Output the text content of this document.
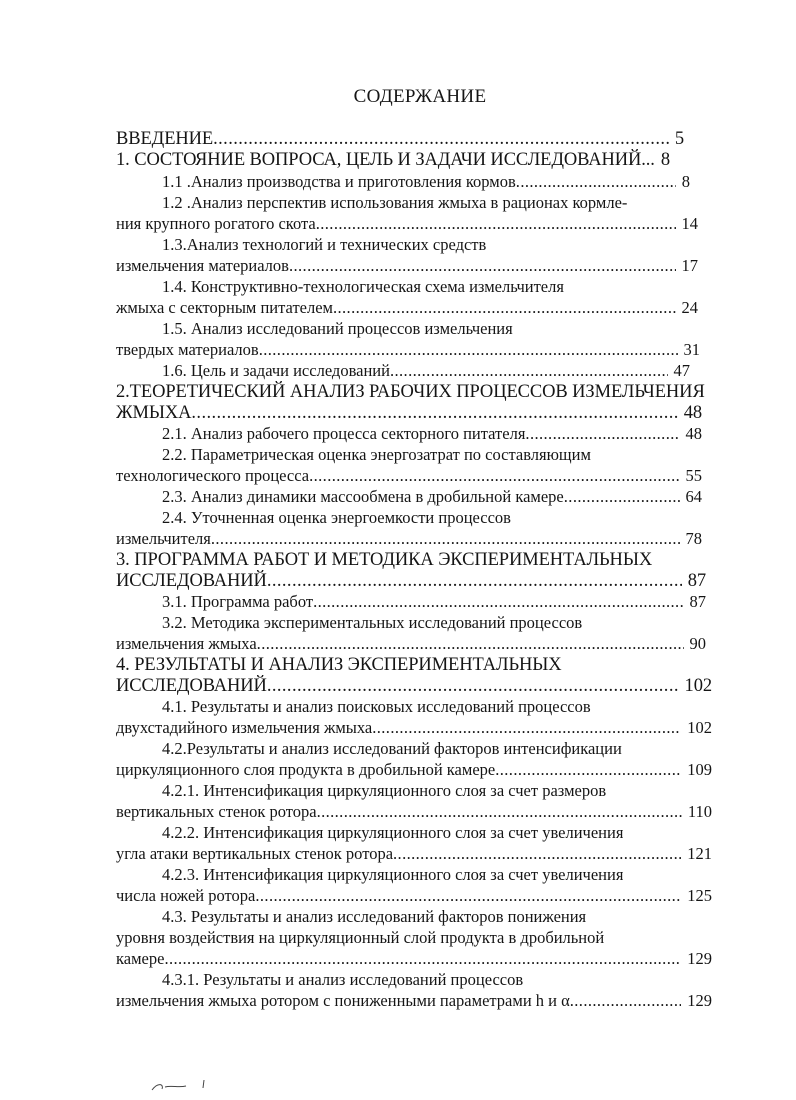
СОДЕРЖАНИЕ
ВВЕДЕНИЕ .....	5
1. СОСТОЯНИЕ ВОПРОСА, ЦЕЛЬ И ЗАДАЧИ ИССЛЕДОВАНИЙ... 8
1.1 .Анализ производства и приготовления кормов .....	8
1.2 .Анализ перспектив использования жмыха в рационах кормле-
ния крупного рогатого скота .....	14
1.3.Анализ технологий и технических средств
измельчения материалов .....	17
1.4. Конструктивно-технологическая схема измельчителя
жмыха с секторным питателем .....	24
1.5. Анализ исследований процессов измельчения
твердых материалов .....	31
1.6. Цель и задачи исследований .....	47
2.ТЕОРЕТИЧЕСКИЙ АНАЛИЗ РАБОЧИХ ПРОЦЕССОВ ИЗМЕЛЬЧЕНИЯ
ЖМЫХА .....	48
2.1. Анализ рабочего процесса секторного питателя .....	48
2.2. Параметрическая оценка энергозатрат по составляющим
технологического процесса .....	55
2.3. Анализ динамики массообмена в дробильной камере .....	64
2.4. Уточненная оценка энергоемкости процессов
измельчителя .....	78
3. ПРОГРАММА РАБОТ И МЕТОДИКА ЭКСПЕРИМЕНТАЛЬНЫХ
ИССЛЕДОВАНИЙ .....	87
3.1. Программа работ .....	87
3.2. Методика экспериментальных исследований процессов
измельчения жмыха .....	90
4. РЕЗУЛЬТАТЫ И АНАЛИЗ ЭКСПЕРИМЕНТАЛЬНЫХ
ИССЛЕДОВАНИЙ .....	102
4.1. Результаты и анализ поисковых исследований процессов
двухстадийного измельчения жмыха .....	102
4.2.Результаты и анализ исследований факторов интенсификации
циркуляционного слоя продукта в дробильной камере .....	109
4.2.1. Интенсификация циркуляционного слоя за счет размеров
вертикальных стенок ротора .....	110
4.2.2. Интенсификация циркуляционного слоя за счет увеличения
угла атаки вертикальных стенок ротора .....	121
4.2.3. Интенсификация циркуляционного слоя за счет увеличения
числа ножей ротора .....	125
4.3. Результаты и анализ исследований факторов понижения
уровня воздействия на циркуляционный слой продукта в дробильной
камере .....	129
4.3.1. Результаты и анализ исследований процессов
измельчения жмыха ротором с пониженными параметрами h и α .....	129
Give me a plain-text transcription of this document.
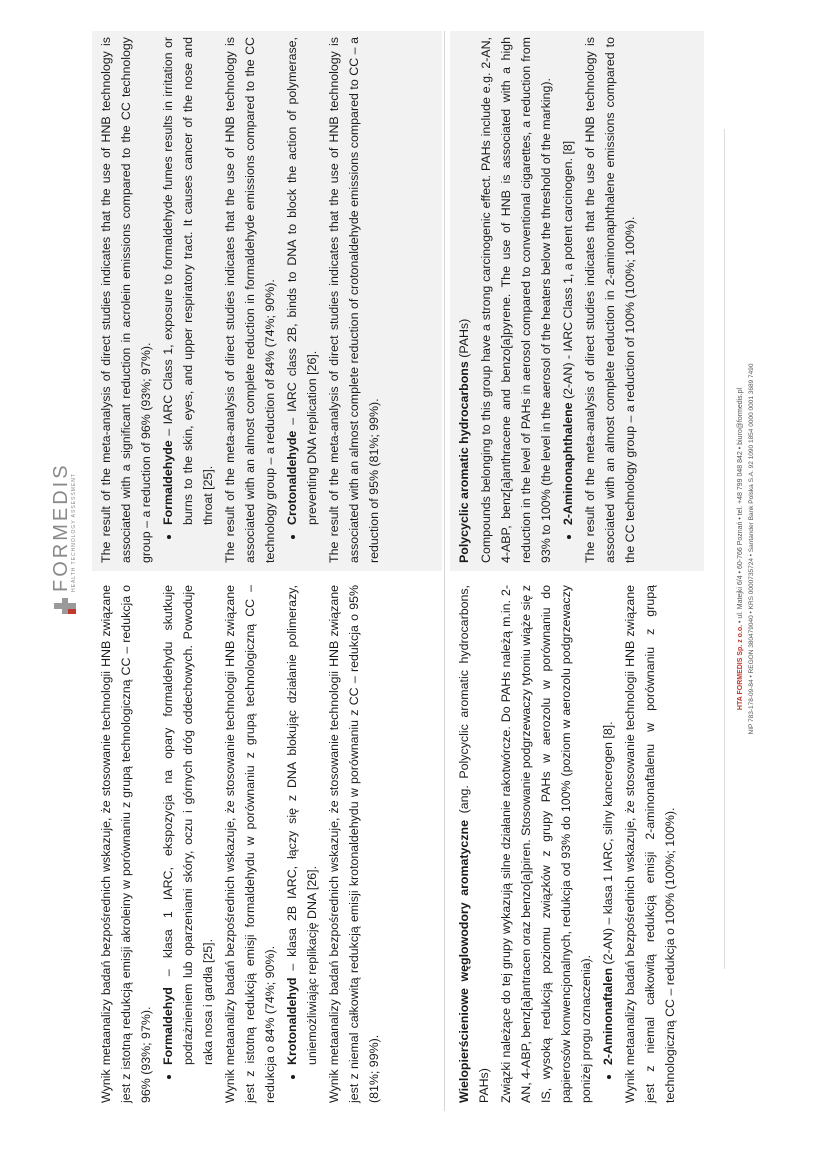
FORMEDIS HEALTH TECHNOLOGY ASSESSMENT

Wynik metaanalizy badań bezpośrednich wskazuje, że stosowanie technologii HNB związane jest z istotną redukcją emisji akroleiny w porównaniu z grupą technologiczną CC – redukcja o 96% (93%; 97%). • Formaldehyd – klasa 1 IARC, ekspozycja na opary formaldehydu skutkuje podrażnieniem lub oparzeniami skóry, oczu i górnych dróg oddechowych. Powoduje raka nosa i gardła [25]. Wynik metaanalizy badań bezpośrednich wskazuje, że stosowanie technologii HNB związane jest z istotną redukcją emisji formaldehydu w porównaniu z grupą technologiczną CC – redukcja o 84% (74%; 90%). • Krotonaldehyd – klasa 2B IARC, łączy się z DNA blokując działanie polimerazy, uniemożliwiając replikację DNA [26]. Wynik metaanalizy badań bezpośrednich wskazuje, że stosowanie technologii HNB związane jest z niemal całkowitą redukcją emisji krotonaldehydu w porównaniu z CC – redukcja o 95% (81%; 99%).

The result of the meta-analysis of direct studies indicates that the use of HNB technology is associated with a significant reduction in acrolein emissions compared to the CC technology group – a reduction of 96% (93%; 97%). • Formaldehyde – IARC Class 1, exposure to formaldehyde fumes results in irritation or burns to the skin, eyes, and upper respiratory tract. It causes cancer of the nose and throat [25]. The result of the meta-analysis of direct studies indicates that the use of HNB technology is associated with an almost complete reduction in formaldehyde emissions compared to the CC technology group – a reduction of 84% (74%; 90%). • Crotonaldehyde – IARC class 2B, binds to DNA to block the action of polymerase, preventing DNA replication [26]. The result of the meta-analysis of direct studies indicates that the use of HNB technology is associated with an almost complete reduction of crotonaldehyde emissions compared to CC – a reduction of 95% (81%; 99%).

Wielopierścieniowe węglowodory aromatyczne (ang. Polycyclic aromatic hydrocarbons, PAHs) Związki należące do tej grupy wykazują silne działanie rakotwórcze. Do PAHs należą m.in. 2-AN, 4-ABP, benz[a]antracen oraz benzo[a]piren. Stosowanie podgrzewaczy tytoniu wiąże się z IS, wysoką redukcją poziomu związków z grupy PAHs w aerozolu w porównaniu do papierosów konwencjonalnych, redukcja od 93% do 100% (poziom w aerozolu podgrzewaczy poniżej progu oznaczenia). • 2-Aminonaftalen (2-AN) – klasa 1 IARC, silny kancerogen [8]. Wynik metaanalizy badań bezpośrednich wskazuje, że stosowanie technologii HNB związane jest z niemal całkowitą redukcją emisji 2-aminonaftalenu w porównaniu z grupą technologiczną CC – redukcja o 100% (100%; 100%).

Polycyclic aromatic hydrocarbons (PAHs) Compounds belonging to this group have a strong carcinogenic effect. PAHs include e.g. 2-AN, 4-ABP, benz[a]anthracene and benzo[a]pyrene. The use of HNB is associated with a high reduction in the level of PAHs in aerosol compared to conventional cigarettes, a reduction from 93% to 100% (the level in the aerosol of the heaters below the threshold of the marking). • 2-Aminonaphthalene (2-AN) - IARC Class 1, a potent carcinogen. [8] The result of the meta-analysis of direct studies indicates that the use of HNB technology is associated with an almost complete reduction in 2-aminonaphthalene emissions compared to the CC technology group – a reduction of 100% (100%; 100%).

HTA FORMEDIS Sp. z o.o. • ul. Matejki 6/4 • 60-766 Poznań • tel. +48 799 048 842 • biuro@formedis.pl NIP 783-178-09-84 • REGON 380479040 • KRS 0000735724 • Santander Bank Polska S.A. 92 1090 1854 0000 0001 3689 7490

● ● ● ● ● ● ●

THE REQUEST => Reproduce the records, all of them, word for word; omit the pictures.

EXERCISE ANSWER =>
Output the text content of this document.
СОДЕРЖАНИЕ
ВВЕДЕНИЕ .....	5
1. СОСТОЯНИЕ ВОПРОСА, ЦЕЛЬ И ЗАДАЧИ ИССЛЕДОВАНИЙ... 8
1.1 .Анализ производства и приготовления кормов .....	8
1.2 .Анализ перспектив использования жмыха в рационах кормле-
ния крупного рогатого скота .....	14
1.3.Анализ технологий и технических средств
измельчения материалов .....	17
1.4. Конструктивно-технологическая схема измельчителя
жмыха с секторным питателем .....	24
1.5. Анализ исследований процессов измельчения
твердых материалов .....	31
1.6. Цель и задачи исследований .....	47
2.ТЕОРЕТИЧЕСКИЙ АНАЛИЗ РАБОЧИХ ПРОЦЕССОВ ИЗМЕЛЬЧЕНИЯ
ЖМЫХА .....	48
2.1. Анализ рабочего процесса секторного питателя .....	48
2.2. Параметрическая оценка энергозатрат по составляющим
технологического процесса .....	55
2.3. Анализ динамики массообмена в дробильной камере .....	64
2.4. Уточненная оценка энергоемкости процессов
измельчителя .....	78
3. ПРОГРАММА РАБОТ И МЕТОДИКА ЭКСПЕРИМЕНТАЛЬНЫХ
ИССЛЕДОВАНИЙ .....	87
3.1. Программа работ .....	87
3.2. Методика экспериментальных исследований процессов
измельчения жмыха .....	90
4. РЕЗУЛЬТАТЫ И АНАЛИЗ ЭКСПЕРИМЕНТАЛЬНЫХ
ИССЛЕДОВАНИЙ .....	102
4.1. Результаты и анализ поисковых исследований процессов
двухстадийного измельчения жмыха .....	102
4.2.Результаты и анализ исследований факторов интенсификации
циркуляционного слоя продукта в дробильной камере .....	109
4.2.1. Интенсификация циркуляционного слоя за счет размеров
вертикальных стенок ротора .....	110
4.2.2. Интенсификация циркуляционного слоя за счет увеличения
угла атаки вертикальных стенок ротора .....	121
4.2.3. Интенсификация циркуляционного слоя за счет увеличения
числа ножей ротора .....	125
4.3. Результаты и анализ исследований факторов понижения
уровня воздействия на циркуляционный слой продукта в дробильной
камере .....	129
4.3.1. Результаты и анализ исследований процессов
измельчения жмыха ротором с пониженными параметрами h и α .....	129
Give me a plain-text transcription of this document.
FORMEDIS HEALTH TECHNOLOGY ASSESSMENT

Wynik metaanalizy badań bezpośrednich wskazuje, że stosowanie technologii HNB związane jest z istotną redukcją emisji akroleiny w porównaniu z grupą technologiczną CC – redukcja o 96% (93%; 97%). • Formaldehyd – klasa 1 IARC, ekspozycja na opary formaldehydu skutkuje podrażnieniem lub oparzeniami skóry, oczu i górnych dróg oddechowych. Powoduje raka nosa i gardła [25]. Wynik metaanalizy badań bezpośrednich wskazuje, że stosowanie technologii HNB związane jest z istotną redukcją emisji formaldehydu w porównaniu z grupą technologiczną CC – redukcja o 84% (74%; 90%). • Krotonaldehyd – klasa 2B IARC, łączy się z DNA blokując działanie polimerazy, uniemożliwiając replikację DNA [26]. Wynik metaanalizy badań bezpośrednich wskazuje, że stosowanie technologii HNB związane jest z niemal całkowitą redukcją emisji krotonaldehydu w porównaniu z CC – redukcja o 95% (81%; 99%).

The result of the meta-analysis of direct studies indicates that the use of HNB technology is associated with a significant reduction in acrolein emissions compared to the CC technology group – a reduction of 96% (93%; 97%). • Formaldehyde – IARC Class 1, exposure to formaldehyde fumes results in irritation or burns to the skin, eyes, and upper respiratory tract. It causes cancer of the nose and throat [25]. The result of the meta-analysis of direct studies indicates that the use of HNB technology is associated with an almost complete reduction in formaldehyde emissions compared to the CC technology group – a reduction of 84% (74%; 90%). • Crotonaldehyde – IARC class 2B, binds to DNA to block the action of polymerase, preventing DNA replication [26]. The result of the meta-analysis of direct studies indicates that the use of HNB technology is associated with an almost complete reduction of crotonaldehyde emissions compared to CC – a reduction of 95% (81%; 99%).

Wielopierścieniowe węglowodory aromatyczne (ang. Polycyclic aromatic hydrocarbons, PAHs) Związki należące do tej grupy wykazują silne działanie rakotwórcze. Do PAHs należą m.in. 2-AN, 4-ABP, benz[a]antracen oraz benzo[a]piren. Stosowanie podgrzewaczy tytoniu wiąże się z IS, wysoką redukcją poziomu związków z grupy PAHs w aerozolu w porównaniu do papierosów konwencjonalnych, redukcja od 93% do 100% (poziom w aerozolu podgrzewaczy poniżej progu oznaczenia). • 2-Aminonaftalen (2-AN) – klasa 1 IARC, silny kancerogen [8]. Wynik metaanalizy badań bezpośrednich wskazuje, że stosowanie technologii HNB związane jest z niemal całkowitą redukcją emisji 2-aminonaftalenu w porównaniu z grupą technologiczną CC – redukcja o 100% (100%; 100%).

Polycyclic aromatic hydrocarbons (PAHs) Compounds belonging to this group have a strong carcinogenic effect. PAHs include e.g. 2-AN, 4-ABP, benz[a]anthracene and benzo[a]pyrene. The use of HNB is associated with a high reduction in the level of PAHs in aerosol compared to conventional cigarettes, a reduction from 93% to 100% (the level in the aerosol of the heaters below the threshold of the marking). • 2-Aminonaphthalene (2-AN) - IARC Class 1, a potent carcinogen. [8] The result of the meta-analysis of direct studies indicates that the use of HNB technology is associated with an almost complete reduction in 2-aminonaphthalene emissions compared to the CC technology group – a reduction of 100% (100%; 100%).

HTA FORMEDIS Sp. z o.o. • ul. Matejki 6/4 • 60-766 Poznań • tel. +48 799 048 842 • biuro@formedis.pl NIP 783-178-09-84 • REGON 380479040 • KRS 0000735724 • Santander Bank Polska S.A. 92 1090 1854 0000 0001 3689 7490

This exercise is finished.